Input rows:
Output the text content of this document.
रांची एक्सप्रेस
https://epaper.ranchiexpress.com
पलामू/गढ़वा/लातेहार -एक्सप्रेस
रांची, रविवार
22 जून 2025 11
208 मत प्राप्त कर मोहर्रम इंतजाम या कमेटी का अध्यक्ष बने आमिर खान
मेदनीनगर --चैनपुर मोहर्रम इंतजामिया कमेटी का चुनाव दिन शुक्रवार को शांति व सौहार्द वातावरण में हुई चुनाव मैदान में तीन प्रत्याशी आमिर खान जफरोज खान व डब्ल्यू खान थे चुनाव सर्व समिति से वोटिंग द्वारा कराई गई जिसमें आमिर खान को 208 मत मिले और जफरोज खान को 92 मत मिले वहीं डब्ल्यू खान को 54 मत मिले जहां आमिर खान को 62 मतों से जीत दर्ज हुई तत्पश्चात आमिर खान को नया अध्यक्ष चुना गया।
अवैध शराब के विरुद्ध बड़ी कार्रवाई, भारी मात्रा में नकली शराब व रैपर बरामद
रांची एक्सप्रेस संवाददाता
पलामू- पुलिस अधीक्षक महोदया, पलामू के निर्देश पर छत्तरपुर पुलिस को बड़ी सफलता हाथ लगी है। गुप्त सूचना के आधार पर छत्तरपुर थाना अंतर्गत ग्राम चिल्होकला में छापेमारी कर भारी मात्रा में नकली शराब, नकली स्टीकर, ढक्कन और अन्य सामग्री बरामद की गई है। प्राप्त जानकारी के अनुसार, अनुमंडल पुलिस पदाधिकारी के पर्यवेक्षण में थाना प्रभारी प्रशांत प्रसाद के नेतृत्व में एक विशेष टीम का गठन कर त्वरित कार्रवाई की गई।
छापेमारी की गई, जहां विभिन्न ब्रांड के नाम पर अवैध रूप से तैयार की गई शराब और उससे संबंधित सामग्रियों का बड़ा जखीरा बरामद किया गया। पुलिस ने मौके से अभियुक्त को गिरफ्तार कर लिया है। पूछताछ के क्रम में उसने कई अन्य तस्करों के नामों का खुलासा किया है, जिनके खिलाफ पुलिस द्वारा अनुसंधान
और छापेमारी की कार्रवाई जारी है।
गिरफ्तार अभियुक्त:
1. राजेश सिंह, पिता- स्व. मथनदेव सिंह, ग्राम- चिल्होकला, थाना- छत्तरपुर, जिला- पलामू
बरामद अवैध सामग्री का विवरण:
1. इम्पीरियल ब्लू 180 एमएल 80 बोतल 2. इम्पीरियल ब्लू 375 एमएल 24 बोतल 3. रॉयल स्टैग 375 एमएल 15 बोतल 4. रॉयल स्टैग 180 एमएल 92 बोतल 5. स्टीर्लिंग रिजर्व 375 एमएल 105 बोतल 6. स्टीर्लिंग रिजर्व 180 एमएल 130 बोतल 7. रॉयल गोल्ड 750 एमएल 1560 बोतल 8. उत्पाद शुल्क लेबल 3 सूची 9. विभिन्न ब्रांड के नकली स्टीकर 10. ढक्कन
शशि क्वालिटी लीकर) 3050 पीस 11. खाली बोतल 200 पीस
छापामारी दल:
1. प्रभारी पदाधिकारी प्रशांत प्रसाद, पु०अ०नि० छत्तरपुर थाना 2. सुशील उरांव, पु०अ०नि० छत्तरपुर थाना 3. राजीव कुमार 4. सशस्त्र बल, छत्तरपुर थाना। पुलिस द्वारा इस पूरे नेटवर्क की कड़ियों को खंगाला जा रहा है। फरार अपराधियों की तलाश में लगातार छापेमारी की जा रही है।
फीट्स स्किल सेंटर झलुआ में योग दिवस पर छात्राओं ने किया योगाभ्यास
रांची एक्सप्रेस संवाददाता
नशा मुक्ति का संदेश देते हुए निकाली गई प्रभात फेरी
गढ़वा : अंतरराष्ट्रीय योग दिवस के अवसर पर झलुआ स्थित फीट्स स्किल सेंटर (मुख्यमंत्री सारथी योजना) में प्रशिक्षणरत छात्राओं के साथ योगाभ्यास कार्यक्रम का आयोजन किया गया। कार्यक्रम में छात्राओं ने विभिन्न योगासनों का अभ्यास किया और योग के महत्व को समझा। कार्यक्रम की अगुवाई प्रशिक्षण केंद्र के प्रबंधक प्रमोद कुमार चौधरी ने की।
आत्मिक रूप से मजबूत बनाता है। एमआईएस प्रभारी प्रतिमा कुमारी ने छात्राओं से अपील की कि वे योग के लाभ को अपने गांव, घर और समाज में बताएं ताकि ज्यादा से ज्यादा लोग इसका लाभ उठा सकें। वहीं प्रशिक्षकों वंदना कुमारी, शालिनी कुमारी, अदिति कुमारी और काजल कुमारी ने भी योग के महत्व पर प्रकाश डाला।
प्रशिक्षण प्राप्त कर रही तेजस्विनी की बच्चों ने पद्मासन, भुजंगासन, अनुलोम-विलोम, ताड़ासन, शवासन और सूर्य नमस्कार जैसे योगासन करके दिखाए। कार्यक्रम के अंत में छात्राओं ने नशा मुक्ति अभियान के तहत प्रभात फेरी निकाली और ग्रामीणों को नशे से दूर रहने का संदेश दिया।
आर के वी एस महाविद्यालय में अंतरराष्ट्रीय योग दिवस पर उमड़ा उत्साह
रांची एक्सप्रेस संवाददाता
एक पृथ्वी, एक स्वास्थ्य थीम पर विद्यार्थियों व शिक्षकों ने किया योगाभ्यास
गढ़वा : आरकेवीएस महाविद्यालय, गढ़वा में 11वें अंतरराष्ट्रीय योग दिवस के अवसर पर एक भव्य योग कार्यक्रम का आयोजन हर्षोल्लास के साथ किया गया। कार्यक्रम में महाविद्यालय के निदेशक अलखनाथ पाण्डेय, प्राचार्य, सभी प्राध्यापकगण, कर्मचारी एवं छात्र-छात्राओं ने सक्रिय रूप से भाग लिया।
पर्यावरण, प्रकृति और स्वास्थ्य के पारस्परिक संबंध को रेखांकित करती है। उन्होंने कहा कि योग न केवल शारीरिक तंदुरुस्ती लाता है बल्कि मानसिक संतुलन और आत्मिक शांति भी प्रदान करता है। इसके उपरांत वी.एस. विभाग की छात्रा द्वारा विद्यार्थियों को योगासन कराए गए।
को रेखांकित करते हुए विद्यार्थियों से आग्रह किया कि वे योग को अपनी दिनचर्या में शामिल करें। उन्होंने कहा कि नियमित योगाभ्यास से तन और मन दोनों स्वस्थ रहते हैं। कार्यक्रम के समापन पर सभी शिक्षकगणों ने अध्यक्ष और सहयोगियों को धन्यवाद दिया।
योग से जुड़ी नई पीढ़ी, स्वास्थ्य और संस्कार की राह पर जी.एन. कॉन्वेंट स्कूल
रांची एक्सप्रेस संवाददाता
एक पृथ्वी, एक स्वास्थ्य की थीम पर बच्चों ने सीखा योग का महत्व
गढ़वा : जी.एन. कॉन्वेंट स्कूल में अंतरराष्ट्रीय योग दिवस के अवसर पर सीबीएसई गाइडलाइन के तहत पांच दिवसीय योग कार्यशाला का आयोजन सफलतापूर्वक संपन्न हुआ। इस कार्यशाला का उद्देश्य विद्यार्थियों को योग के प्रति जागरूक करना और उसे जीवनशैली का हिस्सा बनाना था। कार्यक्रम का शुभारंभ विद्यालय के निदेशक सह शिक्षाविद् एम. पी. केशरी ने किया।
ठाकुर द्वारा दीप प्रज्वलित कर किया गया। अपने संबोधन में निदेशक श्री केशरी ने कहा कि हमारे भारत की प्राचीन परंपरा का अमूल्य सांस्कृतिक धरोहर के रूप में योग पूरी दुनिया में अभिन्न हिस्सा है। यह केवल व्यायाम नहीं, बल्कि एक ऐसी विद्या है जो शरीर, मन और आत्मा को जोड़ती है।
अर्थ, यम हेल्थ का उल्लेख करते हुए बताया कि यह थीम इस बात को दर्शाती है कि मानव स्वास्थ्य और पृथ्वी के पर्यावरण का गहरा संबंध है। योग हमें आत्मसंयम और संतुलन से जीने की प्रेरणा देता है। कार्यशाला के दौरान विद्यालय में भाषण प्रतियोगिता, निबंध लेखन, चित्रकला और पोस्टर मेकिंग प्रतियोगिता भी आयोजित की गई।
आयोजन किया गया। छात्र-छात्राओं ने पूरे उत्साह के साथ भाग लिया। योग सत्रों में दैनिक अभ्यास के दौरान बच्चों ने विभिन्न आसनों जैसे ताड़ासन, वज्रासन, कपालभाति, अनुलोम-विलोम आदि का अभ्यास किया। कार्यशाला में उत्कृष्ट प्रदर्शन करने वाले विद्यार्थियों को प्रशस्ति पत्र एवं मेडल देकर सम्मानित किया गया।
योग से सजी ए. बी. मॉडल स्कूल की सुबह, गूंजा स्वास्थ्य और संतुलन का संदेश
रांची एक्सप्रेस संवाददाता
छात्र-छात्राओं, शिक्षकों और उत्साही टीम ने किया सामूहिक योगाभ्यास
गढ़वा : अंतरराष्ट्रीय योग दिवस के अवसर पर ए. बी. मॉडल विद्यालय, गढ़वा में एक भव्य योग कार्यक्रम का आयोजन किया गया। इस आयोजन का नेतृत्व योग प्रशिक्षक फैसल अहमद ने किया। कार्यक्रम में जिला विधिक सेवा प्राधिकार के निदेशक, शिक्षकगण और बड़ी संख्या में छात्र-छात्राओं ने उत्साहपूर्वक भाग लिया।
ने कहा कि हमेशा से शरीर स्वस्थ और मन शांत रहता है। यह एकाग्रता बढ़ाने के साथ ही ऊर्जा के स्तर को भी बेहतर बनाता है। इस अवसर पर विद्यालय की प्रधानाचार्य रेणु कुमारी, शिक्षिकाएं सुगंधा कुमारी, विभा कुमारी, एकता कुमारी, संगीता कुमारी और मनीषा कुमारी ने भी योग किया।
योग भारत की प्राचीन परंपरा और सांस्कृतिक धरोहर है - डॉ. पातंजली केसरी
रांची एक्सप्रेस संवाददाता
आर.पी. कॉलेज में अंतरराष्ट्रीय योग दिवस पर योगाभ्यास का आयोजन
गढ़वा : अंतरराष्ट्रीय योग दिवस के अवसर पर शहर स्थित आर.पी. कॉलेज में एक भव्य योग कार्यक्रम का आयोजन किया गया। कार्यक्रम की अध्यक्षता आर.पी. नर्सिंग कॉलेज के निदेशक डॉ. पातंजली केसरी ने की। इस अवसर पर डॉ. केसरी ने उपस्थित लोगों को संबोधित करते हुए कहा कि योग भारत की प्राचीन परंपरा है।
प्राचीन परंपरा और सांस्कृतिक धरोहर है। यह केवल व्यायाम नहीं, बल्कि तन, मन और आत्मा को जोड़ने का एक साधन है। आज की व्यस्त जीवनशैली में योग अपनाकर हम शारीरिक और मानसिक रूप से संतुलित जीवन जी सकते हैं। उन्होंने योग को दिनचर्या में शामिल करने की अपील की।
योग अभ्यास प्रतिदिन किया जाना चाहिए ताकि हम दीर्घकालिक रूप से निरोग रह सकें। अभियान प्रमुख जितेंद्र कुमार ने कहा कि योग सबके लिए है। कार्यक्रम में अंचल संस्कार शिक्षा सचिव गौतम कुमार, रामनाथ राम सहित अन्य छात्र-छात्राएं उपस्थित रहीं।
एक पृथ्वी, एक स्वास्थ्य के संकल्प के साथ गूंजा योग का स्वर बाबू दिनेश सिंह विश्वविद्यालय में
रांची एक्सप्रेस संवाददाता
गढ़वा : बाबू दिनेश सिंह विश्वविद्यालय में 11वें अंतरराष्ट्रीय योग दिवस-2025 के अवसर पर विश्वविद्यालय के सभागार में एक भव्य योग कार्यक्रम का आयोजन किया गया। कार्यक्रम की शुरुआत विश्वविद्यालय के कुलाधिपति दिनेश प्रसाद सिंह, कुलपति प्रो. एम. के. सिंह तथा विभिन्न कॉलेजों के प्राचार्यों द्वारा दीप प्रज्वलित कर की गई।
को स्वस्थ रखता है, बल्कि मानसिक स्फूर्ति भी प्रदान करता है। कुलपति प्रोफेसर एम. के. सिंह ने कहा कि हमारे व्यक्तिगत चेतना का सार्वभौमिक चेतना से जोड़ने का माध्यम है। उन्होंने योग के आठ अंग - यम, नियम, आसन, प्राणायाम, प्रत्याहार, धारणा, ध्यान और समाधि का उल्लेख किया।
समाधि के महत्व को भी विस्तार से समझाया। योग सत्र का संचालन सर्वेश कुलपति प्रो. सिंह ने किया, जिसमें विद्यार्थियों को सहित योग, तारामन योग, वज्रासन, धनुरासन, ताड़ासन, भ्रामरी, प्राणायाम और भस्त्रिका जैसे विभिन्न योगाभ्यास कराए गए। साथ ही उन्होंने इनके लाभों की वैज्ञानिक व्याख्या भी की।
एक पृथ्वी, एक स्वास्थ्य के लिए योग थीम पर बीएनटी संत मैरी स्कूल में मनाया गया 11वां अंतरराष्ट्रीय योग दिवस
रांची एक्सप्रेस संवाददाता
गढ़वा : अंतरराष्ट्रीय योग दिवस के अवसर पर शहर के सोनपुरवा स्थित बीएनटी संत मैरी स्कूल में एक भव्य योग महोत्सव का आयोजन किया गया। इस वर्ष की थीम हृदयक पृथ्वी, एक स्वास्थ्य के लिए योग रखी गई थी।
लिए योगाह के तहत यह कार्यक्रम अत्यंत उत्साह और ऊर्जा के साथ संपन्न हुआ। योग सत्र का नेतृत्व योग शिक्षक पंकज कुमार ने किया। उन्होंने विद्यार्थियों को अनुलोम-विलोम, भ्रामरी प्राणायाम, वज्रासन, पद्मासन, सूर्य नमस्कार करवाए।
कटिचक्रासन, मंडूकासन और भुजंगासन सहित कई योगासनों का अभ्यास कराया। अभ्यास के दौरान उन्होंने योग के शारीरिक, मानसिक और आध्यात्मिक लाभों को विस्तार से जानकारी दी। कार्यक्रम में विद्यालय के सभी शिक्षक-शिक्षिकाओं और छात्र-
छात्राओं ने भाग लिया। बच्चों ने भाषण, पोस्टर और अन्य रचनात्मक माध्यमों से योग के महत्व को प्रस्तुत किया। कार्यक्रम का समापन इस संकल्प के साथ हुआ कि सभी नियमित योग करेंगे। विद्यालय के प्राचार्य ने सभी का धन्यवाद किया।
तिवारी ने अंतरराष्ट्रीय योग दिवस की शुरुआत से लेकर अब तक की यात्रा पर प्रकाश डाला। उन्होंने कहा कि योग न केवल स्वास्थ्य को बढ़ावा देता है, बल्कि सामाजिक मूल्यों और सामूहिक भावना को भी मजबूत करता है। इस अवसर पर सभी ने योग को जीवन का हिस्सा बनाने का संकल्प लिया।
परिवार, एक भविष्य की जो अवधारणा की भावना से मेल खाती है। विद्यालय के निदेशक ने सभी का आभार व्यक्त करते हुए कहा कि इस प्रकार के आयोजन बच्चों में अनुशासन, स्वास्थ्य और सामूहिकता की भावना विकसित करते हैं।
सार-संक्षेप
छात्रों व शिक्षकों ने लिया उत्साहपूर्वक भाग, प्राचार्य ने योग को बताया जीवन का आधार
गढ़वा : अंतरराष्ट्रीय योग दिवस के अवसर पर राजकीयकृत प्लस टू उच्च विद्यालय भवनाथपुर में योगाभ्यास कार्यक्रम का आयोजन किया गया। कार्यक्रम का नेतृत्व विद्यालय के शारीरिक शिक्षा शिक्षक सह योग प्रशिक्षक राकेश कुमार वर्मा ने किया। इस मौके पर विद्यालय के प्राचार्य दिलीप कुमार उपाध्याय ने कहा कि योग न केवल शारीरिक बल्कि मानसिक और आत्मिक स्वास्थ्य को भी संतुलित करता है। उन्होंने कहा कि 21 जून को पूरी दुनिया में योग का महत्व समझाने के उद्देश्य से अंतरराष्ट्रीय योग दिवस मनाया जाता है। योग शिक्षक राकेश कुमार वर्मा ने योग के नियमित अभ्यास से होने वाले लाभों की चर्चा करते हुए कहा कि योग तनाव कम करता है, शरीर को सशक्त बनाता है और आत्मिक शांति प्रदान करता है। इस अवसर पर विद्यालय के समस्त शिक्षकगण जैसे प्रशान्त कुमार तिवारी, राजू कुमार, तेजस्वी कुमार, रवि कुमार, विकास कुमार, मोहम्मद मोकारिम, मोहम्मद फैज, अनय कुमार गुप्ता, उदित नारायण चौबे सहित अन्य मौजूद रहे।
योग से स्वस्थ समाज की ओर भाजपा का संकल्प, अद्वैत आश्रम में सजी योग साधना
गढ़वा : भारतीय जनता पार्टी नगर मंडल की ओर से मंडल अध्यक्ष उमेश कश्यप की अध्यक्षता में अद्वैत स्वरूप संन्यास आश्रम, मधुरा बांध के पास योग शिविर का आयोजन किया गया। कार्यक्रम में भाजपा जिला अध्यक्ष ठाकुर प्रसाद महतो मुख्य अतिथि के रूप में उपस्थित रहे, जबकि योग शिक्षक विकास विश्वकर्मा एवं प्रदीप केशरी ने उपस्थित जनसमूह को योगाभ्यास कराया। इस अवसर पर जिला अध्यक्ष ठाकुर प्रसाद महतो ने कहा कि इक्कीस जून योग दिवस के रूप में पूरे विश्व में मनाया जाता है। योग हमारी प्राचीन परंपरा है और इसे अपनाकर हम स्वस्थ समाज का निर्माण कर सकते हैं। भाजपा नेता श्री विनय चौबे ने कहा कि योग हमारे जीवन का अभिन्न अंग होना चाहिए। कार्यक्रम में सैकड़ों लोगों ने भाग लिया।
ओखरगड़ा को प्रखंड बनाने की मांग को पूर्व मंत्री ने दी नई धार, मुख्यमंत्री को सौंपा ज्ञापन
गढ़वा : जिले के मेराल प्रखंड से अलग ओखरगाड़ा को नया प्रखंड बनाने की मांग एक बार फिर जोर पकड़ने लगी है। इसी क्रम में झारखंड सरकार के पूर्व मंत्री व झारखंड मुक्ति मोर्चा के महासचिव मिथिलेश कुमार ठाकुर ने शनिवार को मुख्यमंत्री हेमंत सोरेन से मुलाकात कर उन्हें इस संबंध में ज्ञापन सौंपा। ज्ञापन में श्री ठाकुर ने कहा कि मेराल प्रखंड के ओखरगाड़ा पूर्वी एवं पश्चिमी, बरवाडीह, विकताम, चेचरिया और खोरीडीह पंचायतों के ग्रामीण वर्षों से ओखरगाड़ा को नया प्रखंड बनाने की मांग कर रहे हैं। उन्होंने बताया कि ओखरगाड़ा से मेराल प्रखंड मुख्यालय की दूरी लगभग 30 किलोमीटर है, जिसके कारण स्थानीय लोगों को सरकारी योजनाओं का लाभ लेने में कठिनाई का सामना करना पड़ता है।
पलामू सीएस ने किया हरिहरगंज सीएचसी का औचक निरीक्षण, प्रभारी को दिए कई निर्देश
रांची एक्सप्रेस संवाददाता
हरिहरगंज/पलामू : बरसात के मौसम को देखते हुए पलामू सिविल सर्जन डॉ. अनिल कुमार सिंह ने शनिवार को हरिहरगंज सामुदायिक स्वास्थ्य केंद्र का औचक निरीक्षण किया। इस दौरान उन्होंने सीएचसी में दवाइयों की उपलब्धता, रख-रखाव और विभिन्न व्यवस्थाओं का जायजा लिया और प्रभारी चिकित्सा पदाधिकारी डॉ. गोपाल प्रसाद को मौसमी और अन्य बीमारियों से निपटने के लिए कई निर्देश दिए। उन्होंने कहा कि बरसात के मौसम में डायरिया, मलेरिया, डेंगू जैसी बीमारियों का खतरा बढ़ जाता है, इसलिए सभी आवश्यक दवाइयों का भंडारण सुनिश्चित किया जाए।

Problem requirements: Only lines with "षकगण" are wanted here; list each of them.

Result:
को रेखांकित करते हुए विद्यार्थियों से आग्रह किया कि वे योग को अपनी दिनचर्या में शामिल करें। उन्होंने कहा कि नियमित योगाभ्यास से तन और मन दोनों स्वस्थ रहते हैं। कार्यक्रम के समापन पर सभी शिक्षकगणों ने अध्यक्ष और सहयोगियों को धन्यवाद दिया।
गढ़वा : अंतरराष्ट्रीय योग दिवस के अवसर पर ए. बी. मॉडल विद्यालय, गढ़वा में एक भव्य योग कार्यक्रम का आयोजन किया गया। इस आयोजन का नेतृत्व योग प्रशिक्षक फैसल अहमद ने किया। कार्यक्रम में जिला विधिक सेवा प्राधिकार के निदेशक, शिक्षकगण और बड़ी संख्या में छात्र-छात्राओं ने उत्साहपूर्वक भाग लिया।
गढ़वा : अंतरराष्ट्रीय योग दिवस के अवसर पर राजकीयकृत प्लस टू उच्च विद्यालय भवनाथपुर में योगाभ्यास कार्यक्रम का आयोजन किया गया। कार्यक्रम का नेतृत्व विद्यालय के शारीरिक शिक्षा शिक्षक सह योग प्रशिक्षक राकेश कुमार वर्मा ने किया। इस मौके पर विद्यालय के प्राचार्य दिलीप कुमार उपाध्याय ने कहा कि योग न केवल शारीरिक बल्कि मानसिक और आत्मिक स्वास्थ्य को भी संतुलित करता है। उन्होंने कहा कि 21 जून को पूरी दुनिया में योग का महत्व समझाने के उद्देश्य से अंतरराष्ट्रीय योग दिवस मनाया जाता है। योग शिक्षक राकेश कुमार वर्मा ने योग के नियमित अभ्यास से होने वाले लाभों की चर्चा करते हुए कहा कि योग तनाव कम करता है, शरीर को सशक्त बनाता है और आत्मिक शांति प्रदान करता है। इस अवसर पर विद्यालय के समस्त शिक्षकगण जैसे प्रशान्त कुमार तिवारी, राजू कुमार, तेजस्वी कुमार, रवि कुमार, विकास कुमार, मोहम्मद मोकारिम, मोहम्मद फैज, अनय कुमार गुप्ता, उदित नारायण चौबे सहित अन्य मौजूद रहे।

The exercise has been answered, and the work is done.